What is being asked:
Transcribe the material in full. Nothing should differ except that the pictures are left out.

>> begin Given entries

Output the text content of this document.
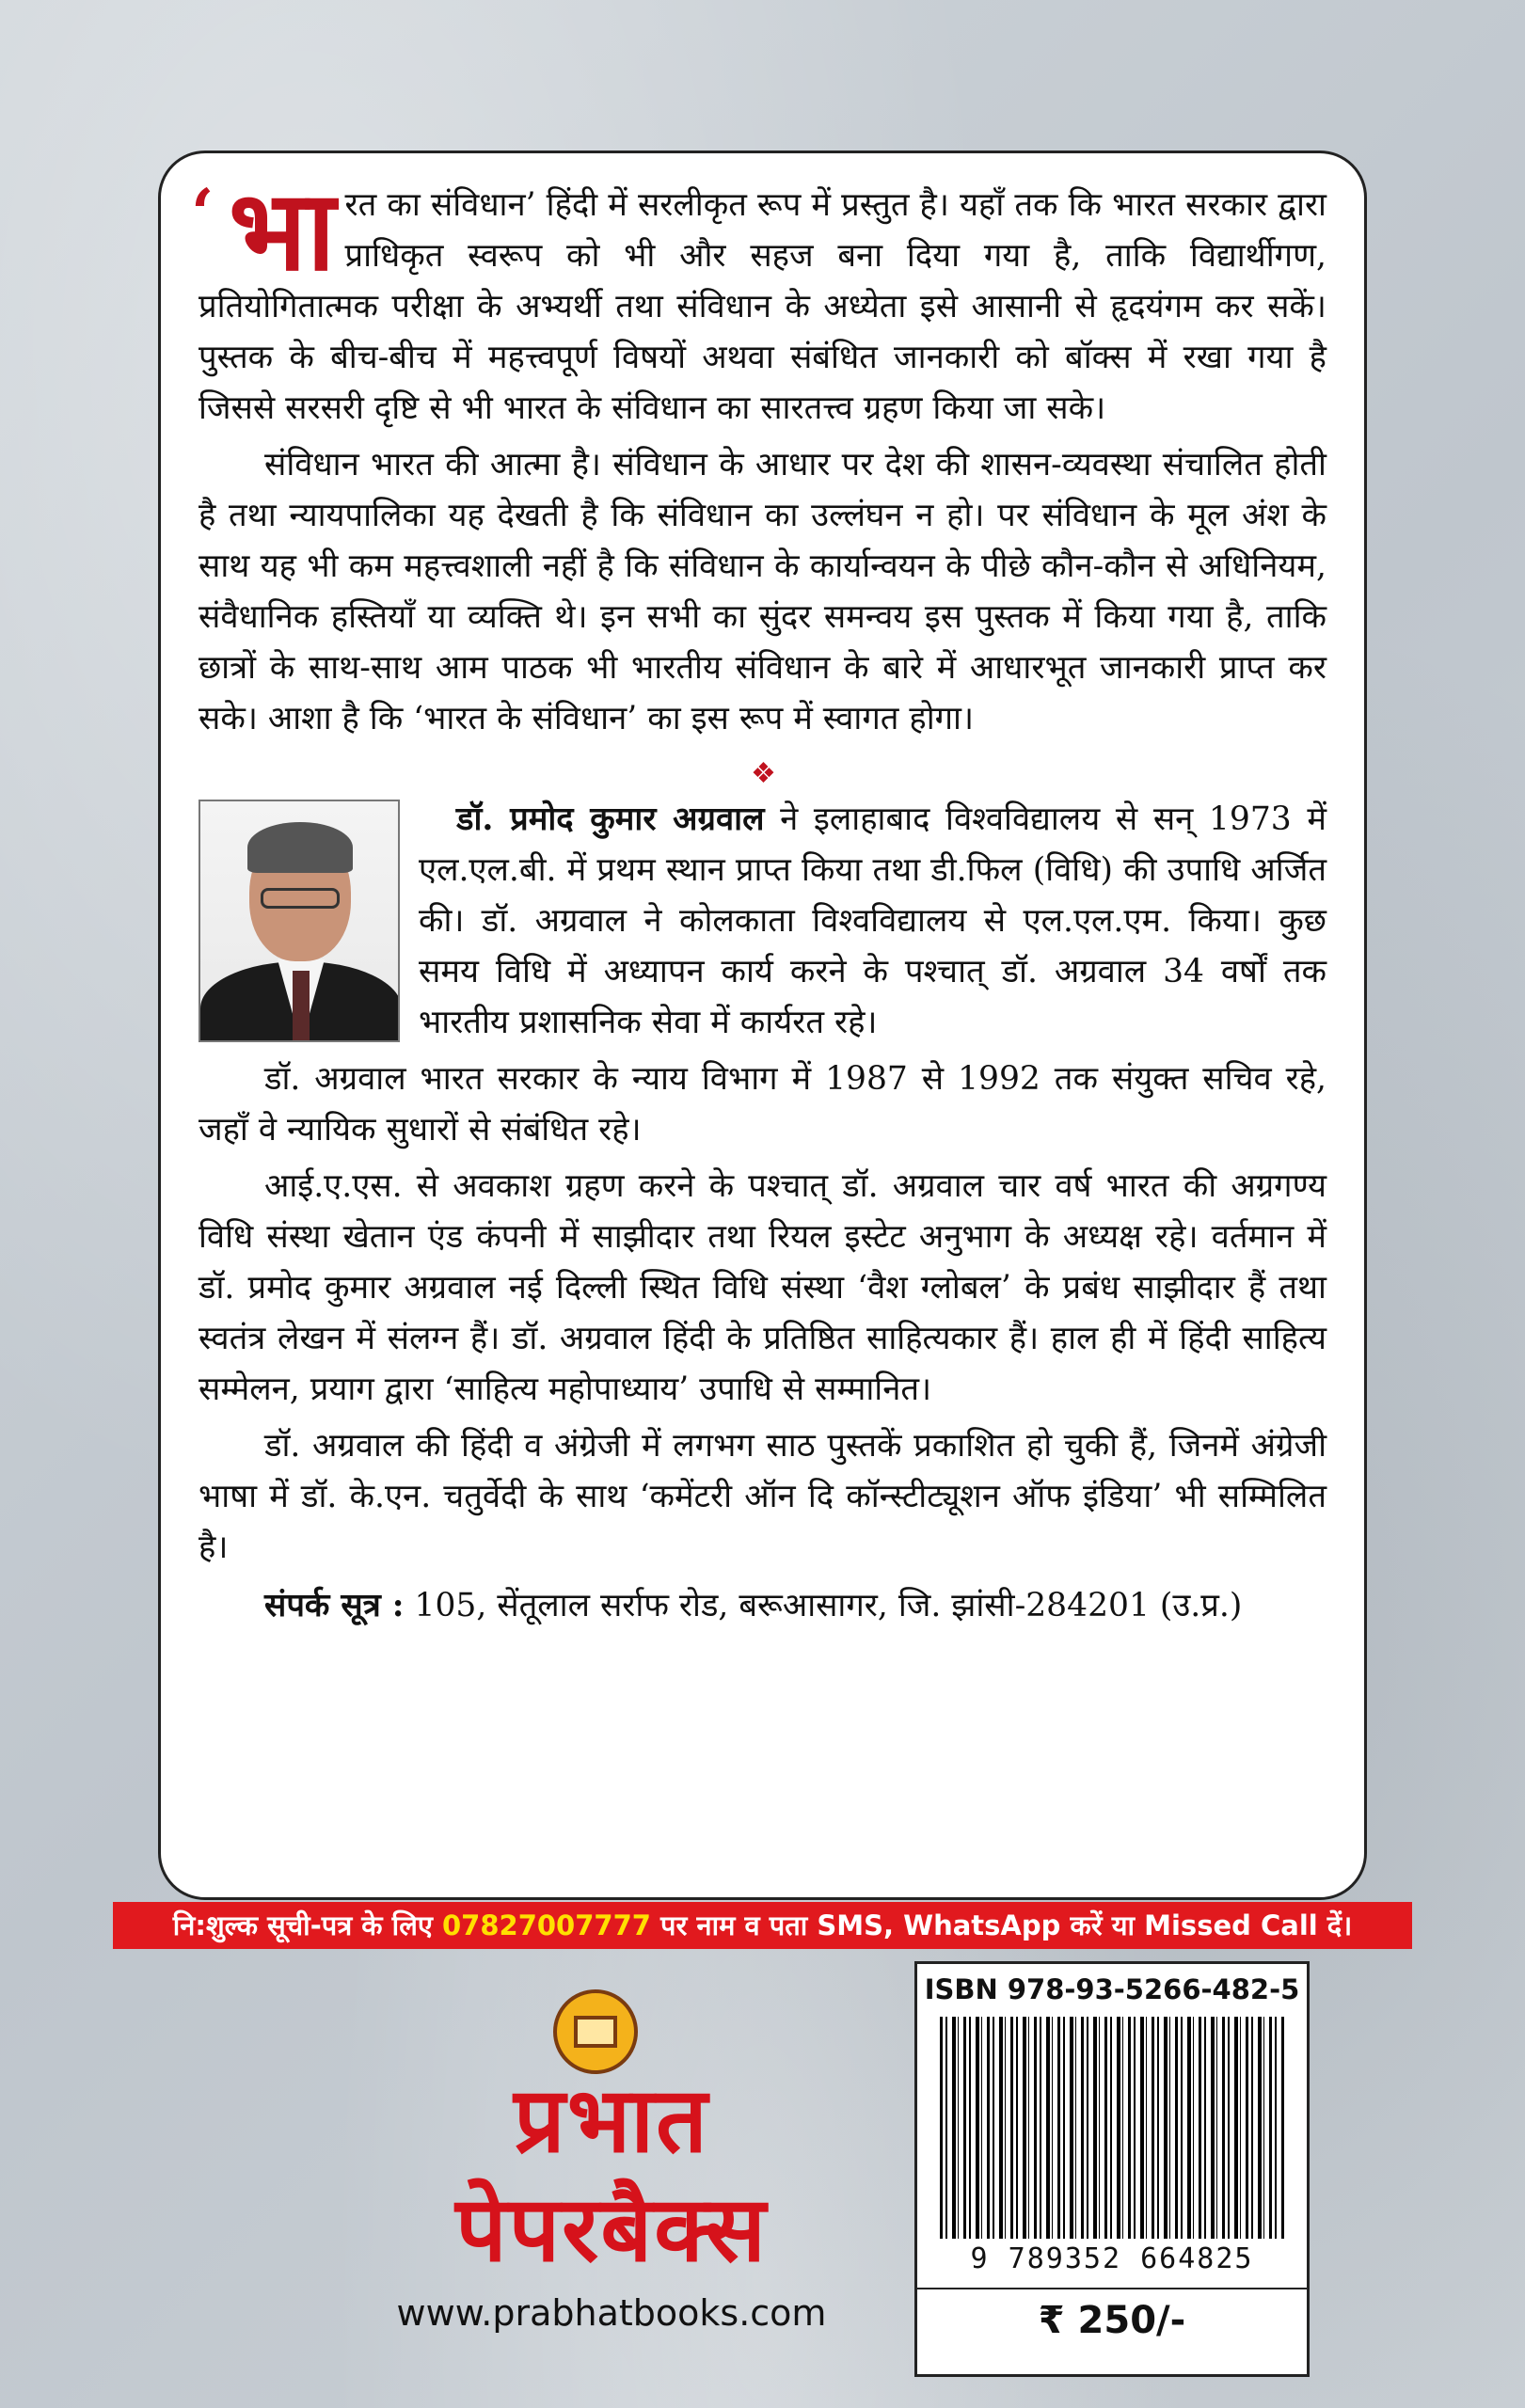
‘ भा रत का संविधान’ हिंदी में सरलीकृत रूप में प्रस्तुत है। यहाँ तक कि भारत सरकार द्वारा प्राधिकृत स्वरूप को भी और सहज बना दिया गया है, ताकि विद्यार्थीगण, प्रतियोगितात्मक परीक्षा के अभ्यर्थी तथा संविधान के अध्येता इसे आसानी से हृदयंगम कर सकें। पुस्तक के बीच-बीच में महत्त्वपूर्ण विषयों अथवा संबंधित जानकारी को बॉक्स में रखा गया है जिससे सरसरी दृष्टि से भी भारत के संविधान का सारतत्त्व ग्रहण किया जा सके।

संविधान भारत की आत्मा है। संविधान के आधार पर देश की शासन-व्यवस्था संचालित होती है तथा न्यायपालिका यह देखती है कि संविधान का उल्लंघन न हो। पर संविधान के मूल अंश के साथ यह भी कम महत्त्वशाली नहीं है कि संविधान के कार्यान्वयन के पीछे कौन-कौन से अधिनियम, संवैधानिक हस्तियाँ या व्यक्ति थे। इन सभी का सुंदर समन्वय इस पुस्तक में किया गया है, ताकि छात्रों के साथ-साथ आम पाठक भी भारतीय संविधान के बारे में आधारभूत जानकारी प्राप्त कर सके। आशा है कि ‘भारत के संविधान’ का इस रूप में स्वागत होगा।

❖

डॉ. प्रमोद कुमार अग्रवाल ने इलाहाबाद विश्वविद्यालय से सन् 1973 में एल.एल.बी. में प्रथम स्थान प्राप्त किया तथा डी.फिल (विधि) की उपाधि अर्जित की। डॉ. अग्रवाल ने कोलकाता विश्वविद्यालय से एल.एल.एम. किया। कुछ समय विधि में अध्यापन कार्य करने के पश्चात् डॉ. अग्रवाल 34 वर्षों तक भारतीय प्रशासनिक सेवा में कार्यरत रहे।

डॉ. अग्रवाल भारत सरकार के न्याय विभाग में 1987 से 1992 तक संयुक्त सचिव रहे, जहाँ वे न्यायिक सुधारों से संबंधित रहे।

आई.ए.एस. से अवकाश ग्रहण करने के पश्चात् डॉ. अग्रवाल चार वर्ष भारत की अग्रगण्य विधि संस्था खेतान एंड कंपनी में साझीदार तथा रियल इस्टेट अनुभाग के अध्यक्ष रहे। वर्तमान में डॉ. प्रमोद कुमार अग्रवाल नई दिल्ली स्थित विधि संस्था ‘वैश ग्लोबल’ के प्रबंध साझीदार हैं तथा स्वतंत्र लेखन में संलग्न हैं। डॉ. अग्रवाल हिंदी के प्रतिष्ठित साहित्यकार हैं। हाल ही में हिंदी साहित्य सम्मेलन, प्रयाग द्वारा ‘साहित्य महोपाध्याय’ उपाधि से सम्मानित।

डॉ. अग्रवाल की हिंदी व अंग्रेजी में लगभग साठ पुस्तकें प्रकाशित हो चुकी हैं, जिनमें अंग्रेजी भाषा में डॉ. के.एन. चतुर्वेदी के साथ ‘कमेंटरी ऑन दि कॉन्स्टीट्यूशन ऑफ इंडिया’ भी सम्मिलित है।

संपर्क सूत्र : 105, सेंतूलाल सर्राफ रोड, बरूआसागर, जि. झांसी-284201 (उ.प्र.)
नि:शुल्क सूची-पत्र के लिए 07827007777 पर नाम व पता SMS, WhatsApp करें या Missed Call दें।
प्रभात
पेपरबैक्स
www.prabhatbooks.com
ISBN 978-93-5266-482-5
9 789352 664825
₹ 250/-
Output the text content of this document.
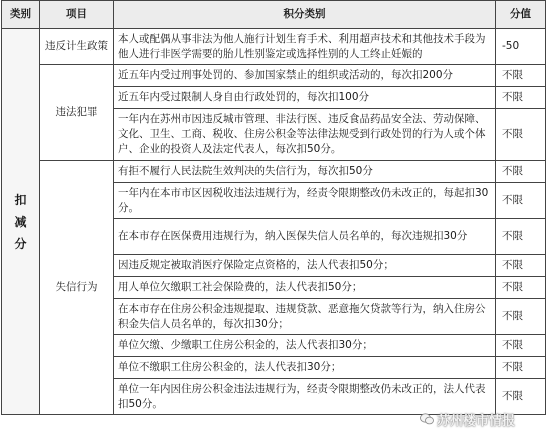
类别	项目	积分类别	分值

扣
减
分	违反计生政策	本人或配偶从事非法为他人施行计划生育手术、利用超声技术和其他技术手段为他人进行非医学需要的胎儿性别鉴定或选择性别的人工终止妊娠的	-50
	违法犯罪	近五年内受过刑事处罚的、参加国家禁止的组织或活动的，每次扣200分	不限
		近五年内受过限制人身自由行政处罚的，每次扣100分	不限
		一年内在苏州市因违反城市管理、非法行医、违反食品药品安全法、劳动保障、文化、卫生、工商、税收、住房公积金等法律法规受到行政处罚的行为人或个体户、企业的投资人及法定代表人，每次扣50分。	不限
	失信行为	有拒不履行人民法院生效判决的失信行为，每次扣50分	不限
		一年内在本市市区因税收违法违规行为，经责令限期整改仍未改正的，每起扣30分。	不限
		在本市存在医保费用违规行为，纳入医保失信人员名单的，每次违规扣30分	不限
		因违反规定被取消医疗保险定点资格的，法人代表扣50分；	不限
		用人单位欠缴职工社会保险费的，法人代表扣50分；	不限
		在本市存在住房公积金违规提取、违规贷款、恶意拖欠贷款等行为，纳入住房公积金失信人员名单的，每次扣30分；	不限
		单位欠缴、少缴职工住房公积金的，法人代表扣30分；	不限
		单位不缴职工住房公积金的，法人代表扣30分；	不限
		单位一年内因住房公积金违法违规行为，经责令限期整改仍未改正的，法人代表扣50分。	不限
苏州楼市情报
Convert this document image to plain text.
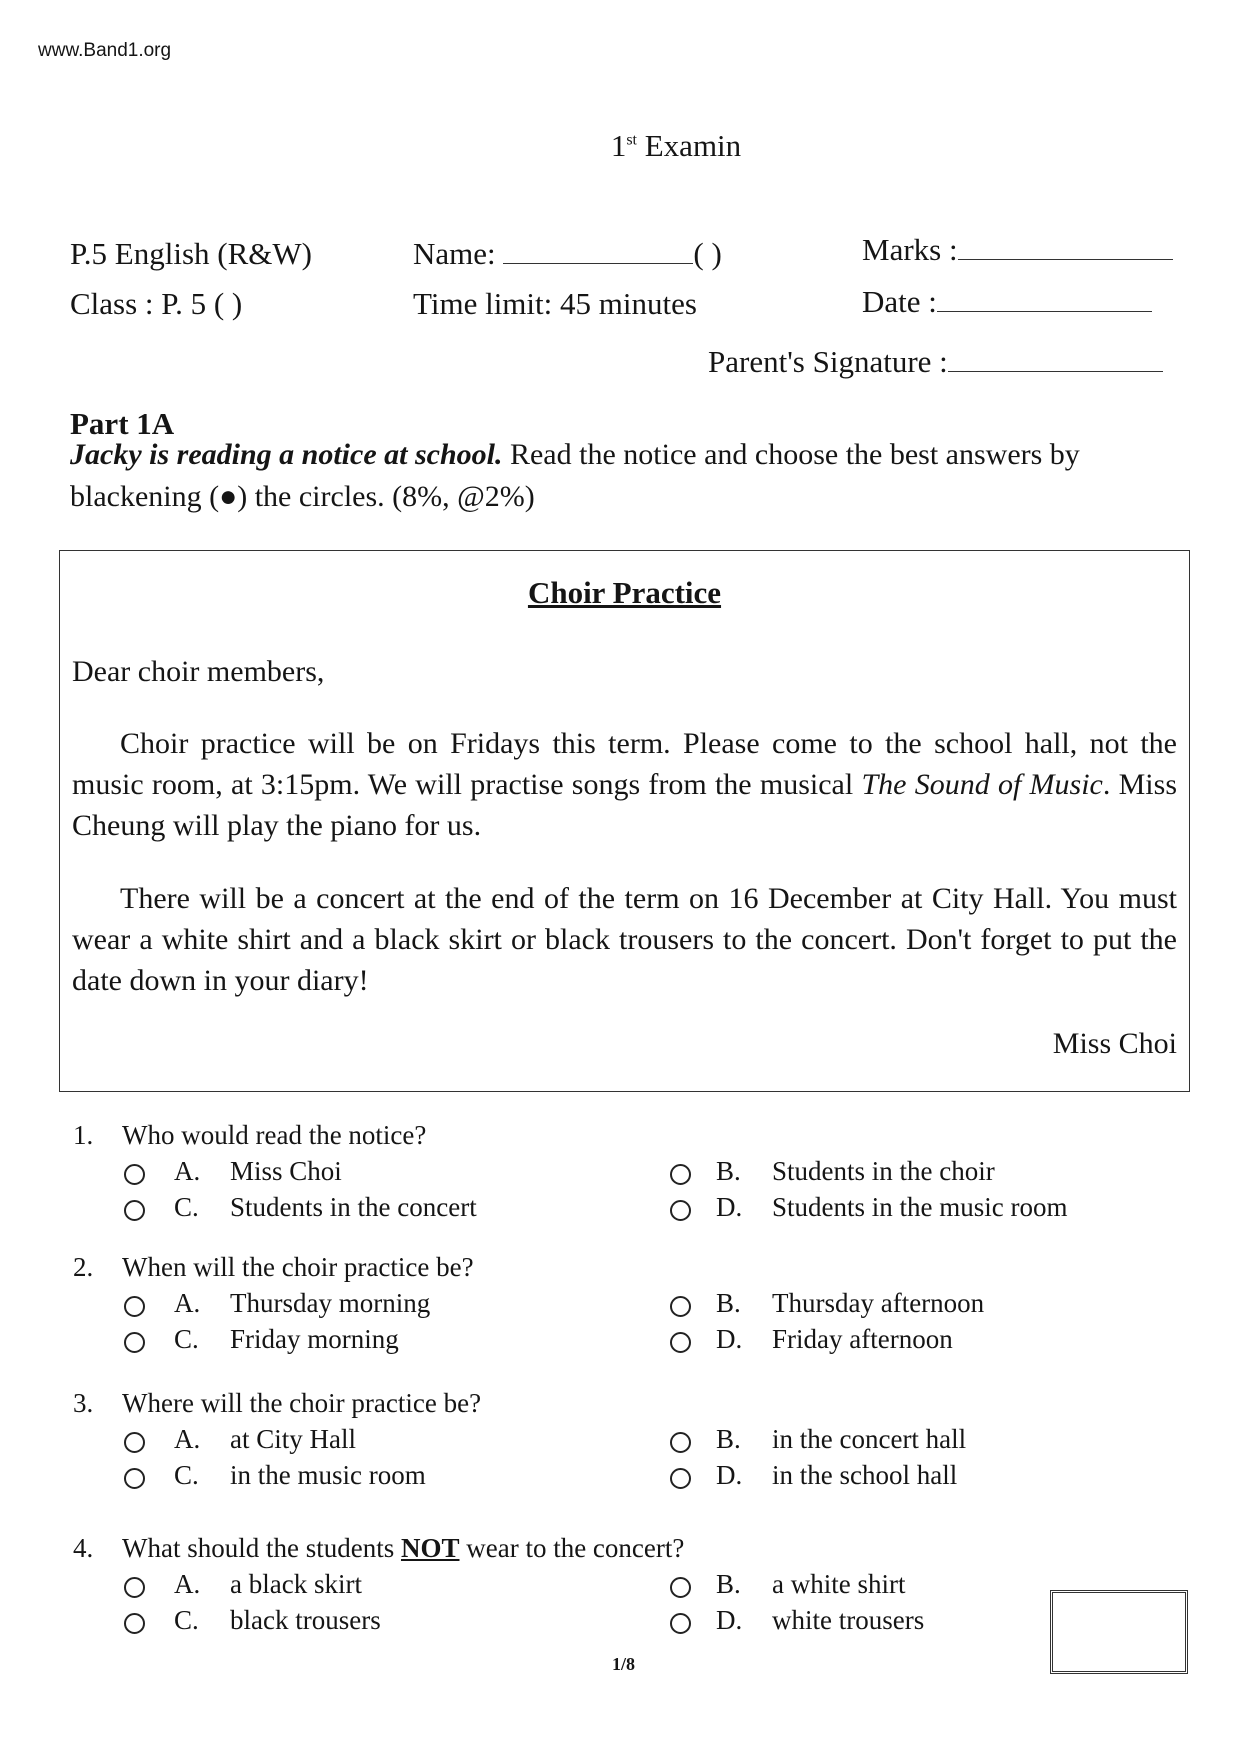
www.Band1.org
1st Examin
P.5 English (R&W)
Class : P. 5 ( )
Name:	( )
Time limit: 45 minutes
Marks :
Date :
Parent's Signature :
Part 1A
Jacky is reading a notice at school. Read the notice and choose the best answers by
blackening (●) the circles. (8%, @2%)
Choir Practice
Dear choir members,
Choir practice will be on Fridays this term. Please come to the school hall, not the music room, at 3:15pm. We will practise songs from the musical The Sound of Music. Miss Cheung will play the piano for us.
There will be a concert at the end of the term on 16 December at City Hall. You must wear a white shirt and a black skirt or black trousers to the concert. Don't forget to put the date down in your diary!
Miss Choi
1. Who would read the notice?
A. Miss Choi	B. Students in the choir
C. Students in the concert	D. Students in the music room
2. When will the choir practice be?
A. Thursday morning	B. Thursday afternoon
C. Friday morning	D. Friday afternoon
3. Where will the choir practice be?
A. at City Hall	B. in the concert hall
C. in the music room	D. in the school hall
4. What should the students NOT wear to the concert?
A. a black skirt	B. a white shirt
C. black trousers	D. white trousers
1/8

>> end Given entries

Task response:
Output the text content of this document.
‘ भा रत का संविधान’ हिंदी में सरलीकृत रूप में प्रस्तुत है। यहाँ तक कि भारत सरकार द्वारा प्राधिकृत स्वरूप को भी और सहज बना दिया गया है, ताकि विद्यार्थीगण, प्रतियोगितात्मक परीक्षा के अभ्यर्थी तथा संविधान के अध्येता इसे आसानी से हृदयंगम कर सकें। पुस्तक के बीच-बीच में महत्त्वपूर्ण विषयों अथवा संबंधित जानकारी को बॉक्स में रखा गया है जिससे सरसरी दृष्टि से भी भारत के संविधान का सारतत्त्व ग्रहण किया जा सके।

संविधान भारत की आत्मा है। संविधान के आधार पर देश की शासन-व्यवस्था संचालित होती है तथा न्यायपालिका यह देखती है कि संविधान का उल्लंघन न हो। पर संविधान के मूल अंश के साथ यह भी कम महत्त्वशाली नहीं है कि संविधान के कार्यान्वयन के पीछे कौन-कौन से अधिनियम, संवैधानिक हस्तियाँ या व्यक्ति थे। इन सभी का सुंदर समन्वय इस पुस्तक में किया गया है, ताकि छात्रों के साथ-साथ आम पाठक भी भारतीय संविधान के बारे में आधारभूत जानकारी प्राप्त कर सके। आशा है कि ‘भारत के संविधान’ का इस रूप में स्वागत होगा।

❖

डॉ. प्रमोद कुमार अग्रवाल ने इलाहाबाद विश्वविद्यालय से सन् 1973 में एल.एल.बी. में प्रथम स्थान प्राप्त किया तथा डी.फिल (विधि) की उपाधि अर्जित की। डॉ. अग्रवाल ने कोलकाता विश्वविद्यालय से एल.एल.एम. किया। कुछ समय विधि में अध्यापन कार्य करने के पश्चात् डॉ. अग्रवाल 34 वर्षों तक भारतीय प्रशासनिक सेवा में कार्यरत रहे।

डॉ. अग्रवाल भारत सरकार के न्याय विभाग में 1987 से 1992 तक संयुक्त सचिव रहे, जहाँ वे न्यायिक सुधारों से संबंधित रहे।

आई.ए.एस. से अवकाश ग्रहण करने के पश्चात् डॉ. अग्रवाल चार वर्ष भारत की अग्रगण्य विधि संस्था खेतान एंड कंपनी में साझीदार तथा रियल इस्टेट अनुभाग के अध्यक्ष रहे। वर्तमान में डॉ. प्रमोद कुमार अग्रवाल नई दिल्ली स्थित विधि संस्था ‘वैश ग्लोबल’ के प्रबंध साझीदार हैं तथा स्वतंत्र लेखन में संलग्न हैं। डॉ. अग्रवाल हिंदी के प्रतिष्ठित साहित्यकार हैं। हाल ही में हिंदी साहित्य सम्मेलन, प्रयाग द्वारा ‘साहित्य महोपाध्याय’ उपाधि से सम्मानित।

डॉ. अग्रवाल की हिंदी व अंग्रेजी में लगभग साठ पुस्तकें प्रकाशित हो चुकी हैं, जिनमें अंग्रेजी भाषा में डॉ. के.एन. चतुर्वेदी के साथ ‘कमेंटरी ऑन दि कॉन्स्टीट्यूशन ऑफ इंडिया’ भी सम्मिलित है।

संपर्क सूत्र : 105, सेंतूलाल सर्राफ रोड, बरूआसागर, जि. झांसी-284201 (उ.प्र.)
नि:शुल्क सूची-पत्र के लिए 07827007777 पर नाम व पता SMS, WhatsApp करें या Missed Call दें।
प्रभात
पेपरबैक्स
www.prabhatbooks.com
ISBN 978-93-5266-482-5
9 789352 664825
₹ 250/-
Output the text content of this document.
类别	项目	积分类别	分值

扣
减
分	违反计生政策	本人或配偶从事非法为他人施行计划生育手术、利用超声技术和其他技术手段为他人进行非医学需要的胎儿性别鉴定或选择性别的人工终止妊娠的	-50
	违法犯罪	近五年内受过刑事处罚的、参加国家禁止的组织或活动的，每次扣200分	不限
		近五年内受过限制人身自由行政处罚的，每次扣100分	不限
		一年内在苏州市因违反城市管理、非法行医、违反食品药品安全法、劳动保障、文化、卫生、工商、税收、住房公积金等法律法规受到行政处罚的行为人或个体户、企业的投资人及法定代表人，每次扣50分。	不限
	失信行为	有拒不履行人民法院生效判决的失信行为，每次扣50分	不限
		一年内在本市市区因税收违法违规行为，经责令限期整改仍未改正的，每起扣30分。	不限
		在本市存在医保费用违规行为，纳入医保失信人员名单的，每次违规扣30分	不限
		因违反规定被取消医疗保险定点资格的，法人代表扣50分；	不限
		用人单位欠缴职工社会保险费的，法人代表扣50分；	不限
		在本市存在住房公积金违规提取、违规贷款、恶意拖欠贷款等行为，纳入住房公积金失信人员名单的，每次扣30分；	不限
		单位欠缴、少缴职工住房公积金的，法人代表扣30分；	不限
		单位不缴职工住房公积金的，法人代表扣30分；	不限
		单位一年内因住房公积金违法违规行为，经责令限期整改仍未改正的，法人代表扣50分。	不限
苏州楼市情报
Convert this document image to plain text.
www.Band1.org
1st Examin
P.5 English (R&W)
Class : P. 5 ( )
Name:	( )
Time limit: 45 minutes
Marks :
Date :
Parent's Signature :
Part 1A
Jacky is reading a notice at school. Read the notice and choose the best answers by
blackening (●) the circles. (8%, @2%)
Choir Practice
Dear choir members,
Choir practice will be on Fridays this term. Please come to the school hall, not the music room, at 3:15pm. We will practise songs from the musical The Sound of Music. Miss Cheung will play the piano for us.
There will be a concert at the end of the term on 16 December at City Hall. You must wear a white shirt and a black skirt or black trousers to the concert. Don't forget to put the date down in your diary!
Miss Choi
1. Who would read the notice?
A. Miss Choi	B. Students in the choir
C. Students in the concert	D. Students in the music room
2. When will the choir practice be?
A. Thursday morning	B. Thursday afternoon
C. Friday morning	D. Friday afternoon
3. Where will the choir practice be?
A. at City Hall	B. in the concert hall
C. in the music room	D. in the school hall
4. What should the students NOT wear to the concert?
A. a black skirt	B. a white shirt
C. black trousers	D. white trousers
1/8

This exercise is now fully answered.